### Directions for this task
Copy every line with the string "αὐτοὺς" in it.

### Data for processing
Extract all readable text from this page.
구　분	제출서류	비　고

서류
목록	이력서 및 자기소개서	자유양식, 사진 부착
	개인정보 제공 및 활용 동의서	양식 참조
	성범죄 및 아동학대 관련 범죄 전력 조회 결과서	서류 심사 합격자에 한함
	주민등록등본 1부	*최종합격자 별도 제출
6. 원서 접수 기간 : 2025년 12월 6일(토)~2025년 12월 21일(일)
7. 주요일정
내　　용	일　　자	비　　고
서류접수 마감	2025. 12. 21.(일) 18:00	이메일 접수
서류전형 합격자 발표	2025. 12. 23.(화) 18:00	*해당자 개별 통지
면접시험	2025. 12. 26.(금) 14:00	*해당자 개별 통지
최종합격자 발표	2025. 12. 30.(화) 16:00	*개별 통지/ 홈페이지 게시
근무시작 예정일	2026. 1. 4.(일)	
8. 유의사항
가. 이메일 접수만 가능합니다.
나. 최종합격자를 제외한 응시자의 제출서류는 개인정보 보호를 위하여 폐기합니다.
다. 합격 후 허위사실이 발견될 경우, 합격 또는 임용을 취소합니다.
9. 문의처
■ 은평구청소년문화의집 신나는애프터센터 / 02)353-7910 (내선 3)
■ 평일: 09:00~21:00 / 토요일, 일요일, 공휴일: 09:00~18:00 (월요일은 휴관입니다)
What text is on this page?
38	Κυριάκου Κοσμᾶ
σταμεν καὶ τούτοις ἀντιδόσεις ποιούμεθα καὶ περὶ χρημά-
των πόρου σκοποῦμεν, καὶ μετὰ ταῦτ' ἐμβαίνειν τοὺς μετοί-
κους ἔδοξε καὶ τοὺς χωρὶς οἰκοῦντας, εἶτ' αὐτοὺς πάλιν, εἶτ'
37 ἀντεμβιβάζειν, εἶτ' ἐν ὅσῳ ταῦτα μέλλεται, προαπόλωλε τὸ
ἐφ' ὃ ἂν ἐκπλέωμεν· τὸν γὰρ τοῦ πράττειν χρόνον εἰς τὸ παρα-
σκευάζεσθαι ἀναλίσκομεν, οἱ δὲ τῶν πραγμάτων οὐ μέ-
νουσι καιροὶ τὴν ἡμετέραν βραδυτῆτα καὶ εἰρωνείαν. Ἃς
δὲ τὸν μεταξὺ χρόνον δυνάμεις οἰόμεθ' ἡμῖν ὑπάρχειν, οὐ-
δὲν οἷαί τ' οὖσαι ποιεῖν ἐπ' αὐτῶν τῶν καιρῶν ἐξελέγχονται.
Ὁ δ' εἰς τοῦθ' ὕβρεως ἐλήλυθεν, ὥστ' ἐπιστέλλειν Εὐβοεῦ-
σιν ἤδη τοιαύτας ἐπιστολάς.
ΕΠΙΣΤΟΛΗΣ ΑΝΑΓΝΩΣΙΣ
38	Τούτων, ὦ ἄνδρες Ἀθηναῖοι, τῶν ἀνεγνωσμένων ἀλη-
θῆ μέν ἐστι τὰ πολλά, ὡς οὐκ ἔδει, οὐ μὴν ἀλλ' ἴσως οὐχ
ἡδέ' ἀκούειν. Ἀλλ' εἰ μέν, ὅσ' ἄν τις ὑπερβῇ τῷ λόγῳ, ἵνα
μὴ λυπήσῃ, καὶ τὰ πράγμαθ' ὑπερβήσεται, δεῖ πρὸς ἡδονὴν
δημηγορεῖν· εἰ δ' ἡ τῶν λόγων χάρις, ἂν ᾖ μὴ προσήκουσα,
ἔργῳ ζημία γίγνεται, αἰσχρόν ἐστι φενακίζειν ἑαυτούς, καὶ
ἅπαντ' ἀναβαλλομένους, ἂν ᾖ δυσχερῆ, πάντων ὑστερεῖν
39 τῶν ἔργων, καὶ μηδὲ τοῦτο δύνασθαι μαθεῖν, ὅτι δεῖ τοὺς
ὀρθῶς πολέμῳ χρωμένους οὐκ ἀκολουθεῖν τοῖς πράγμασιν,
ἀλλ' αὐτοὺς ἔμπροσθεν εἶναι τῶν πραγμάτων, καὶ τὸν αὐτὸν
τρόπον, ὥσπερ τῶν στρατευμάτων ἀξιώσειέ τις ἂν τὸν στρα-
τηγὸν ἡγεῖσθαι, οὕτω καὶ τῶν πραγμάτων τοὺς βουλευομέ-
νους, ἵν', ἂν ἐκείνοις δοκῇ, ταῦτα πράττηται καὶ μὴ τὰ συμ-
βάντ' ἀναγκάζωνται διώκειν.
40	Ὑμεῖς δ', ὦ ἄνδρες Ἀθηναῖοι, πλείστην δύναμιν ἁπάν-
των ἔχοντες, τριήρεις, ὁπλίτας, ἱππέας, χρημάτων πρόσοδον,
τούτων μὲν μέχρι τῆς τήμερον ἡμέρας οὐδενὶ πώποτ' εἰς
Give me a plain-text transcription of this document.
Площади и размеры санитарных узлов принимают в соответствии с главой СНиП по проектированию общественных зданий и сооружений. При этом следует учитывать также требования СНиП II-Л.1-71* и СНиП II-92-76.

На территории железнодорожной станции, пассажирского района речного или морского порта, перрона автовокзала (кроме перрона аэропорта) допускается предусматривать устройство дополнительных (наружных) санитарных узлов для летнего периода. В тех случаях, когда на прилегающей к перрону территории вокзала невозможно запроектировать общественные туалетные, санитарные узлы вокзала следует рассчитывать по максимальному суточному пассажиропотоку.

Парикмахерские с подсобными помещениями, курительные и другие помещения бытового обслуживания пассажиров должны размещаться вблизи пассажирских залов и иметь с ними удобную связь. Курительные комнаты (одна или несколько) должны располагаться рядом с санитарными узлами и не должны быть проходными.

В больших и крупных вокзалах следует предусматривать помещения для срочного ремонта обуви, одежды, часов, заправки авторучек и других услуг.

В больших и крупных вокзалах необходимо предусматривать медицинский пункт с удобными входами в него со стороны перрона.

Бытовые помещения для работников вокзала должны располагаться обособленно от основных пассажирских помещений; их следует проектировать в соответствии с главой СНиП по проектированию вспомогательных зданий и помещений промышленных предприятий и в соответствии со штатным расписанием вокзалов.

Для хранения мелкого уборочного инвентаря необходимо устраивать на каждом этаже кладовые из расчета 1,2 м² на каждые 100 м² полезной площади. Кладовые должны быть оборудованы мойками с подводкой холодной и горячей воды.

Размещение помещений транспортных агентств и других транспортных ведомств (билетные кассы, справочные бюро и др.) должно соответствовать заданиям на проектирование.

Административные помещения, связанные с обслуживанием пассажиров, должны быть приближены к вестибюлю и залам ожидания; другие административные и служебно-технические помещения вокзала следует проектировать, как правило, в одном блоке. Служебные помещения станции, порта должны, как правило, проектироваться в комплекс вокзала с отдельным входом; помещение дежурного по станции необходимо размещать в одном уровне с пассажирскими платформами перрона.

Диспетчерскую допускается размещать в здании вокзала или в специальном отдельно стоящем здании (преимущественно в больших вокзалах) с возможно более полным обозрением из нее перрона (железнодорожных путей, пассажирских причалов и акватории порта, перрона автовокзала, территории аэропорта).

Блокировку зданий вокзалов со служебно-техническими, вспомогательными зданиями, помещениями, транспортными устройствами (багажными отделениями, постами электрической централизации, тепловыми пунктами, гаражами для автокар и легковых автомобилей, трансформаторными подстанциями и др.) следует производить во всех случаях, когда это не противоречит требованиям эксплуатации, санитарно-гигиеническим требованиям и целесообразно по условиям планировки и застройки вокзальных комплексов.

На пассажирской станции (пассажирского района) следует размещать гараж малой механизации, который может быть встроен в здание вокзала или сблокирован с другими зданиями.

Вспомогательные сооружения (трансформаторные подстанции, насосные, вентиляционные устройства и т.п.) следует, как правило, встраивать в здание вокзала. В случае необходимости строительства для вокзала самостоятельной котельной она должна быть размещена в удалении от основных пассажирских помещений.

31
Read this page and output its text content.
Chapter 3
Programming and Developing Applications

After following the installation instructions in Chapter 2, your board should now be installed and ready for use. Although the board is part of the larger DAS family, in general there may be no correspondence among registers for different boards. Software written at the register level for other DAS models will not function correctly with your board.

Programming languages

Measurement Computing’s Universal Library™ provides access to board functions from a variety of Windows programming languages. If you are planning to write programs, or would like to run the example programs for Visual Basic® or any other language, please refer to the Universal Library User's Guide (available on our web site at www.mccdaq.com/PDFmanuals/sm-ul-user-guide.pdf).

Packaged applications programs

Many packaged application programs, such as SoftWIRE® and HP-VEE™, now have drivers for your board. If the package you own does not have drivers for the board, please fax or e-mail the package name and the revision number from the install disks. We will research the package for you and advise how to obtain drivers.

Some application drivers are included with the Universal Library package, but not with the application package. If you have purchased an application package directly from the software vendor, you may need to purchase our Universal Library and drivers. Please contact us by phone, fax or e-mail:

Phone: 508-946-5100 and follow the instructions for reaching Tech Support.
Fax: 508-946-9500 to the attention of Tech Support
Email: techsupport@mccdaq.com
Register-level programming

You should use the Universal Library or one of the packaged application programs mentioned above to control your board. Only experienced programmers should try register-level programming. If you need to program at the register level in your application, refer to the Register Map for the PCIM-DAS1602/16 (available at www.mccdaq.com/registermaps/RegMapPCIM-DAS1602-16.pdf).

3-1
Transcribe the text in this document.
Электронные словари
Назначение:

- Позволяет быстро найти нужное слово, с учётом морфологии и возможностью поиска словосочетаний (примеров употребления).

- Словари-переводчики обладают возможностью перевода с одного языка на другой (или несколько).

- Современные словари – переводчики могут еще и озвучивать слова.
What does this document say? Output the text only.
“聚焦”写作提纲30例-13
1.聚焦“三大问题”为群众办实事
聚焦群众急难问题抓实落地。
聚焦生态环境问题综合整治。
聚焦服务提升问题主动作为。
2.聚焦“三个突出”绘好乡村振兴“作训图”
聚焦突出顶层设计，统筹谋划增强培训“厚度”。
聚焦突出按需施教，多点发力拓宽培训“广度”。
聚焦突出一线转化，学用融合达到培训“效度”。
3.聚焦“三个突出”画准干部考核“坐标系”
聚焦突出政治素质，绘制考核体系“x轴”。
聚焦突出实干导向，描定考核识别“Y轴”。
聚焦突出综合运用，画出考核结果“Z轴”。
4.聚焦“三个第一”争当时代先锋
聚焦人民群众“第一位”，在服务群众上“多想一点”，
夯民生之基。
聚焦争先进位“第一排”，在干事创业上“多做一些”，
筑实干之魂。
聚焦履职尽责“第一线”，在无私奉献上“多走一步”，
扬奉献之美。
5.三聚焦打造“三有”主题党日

### Exercise solution
κους ἔδοξε καὶ τοὺς χωρὶς οἰκοῦντας, εἶτ' αὐτοὺς πάλιν, εἶτ'
ἀλλ' αὐτοὺς ἔμπροσθεν εἶναι τῶν πραγμάτων, καὶ τὸν αὐτὸν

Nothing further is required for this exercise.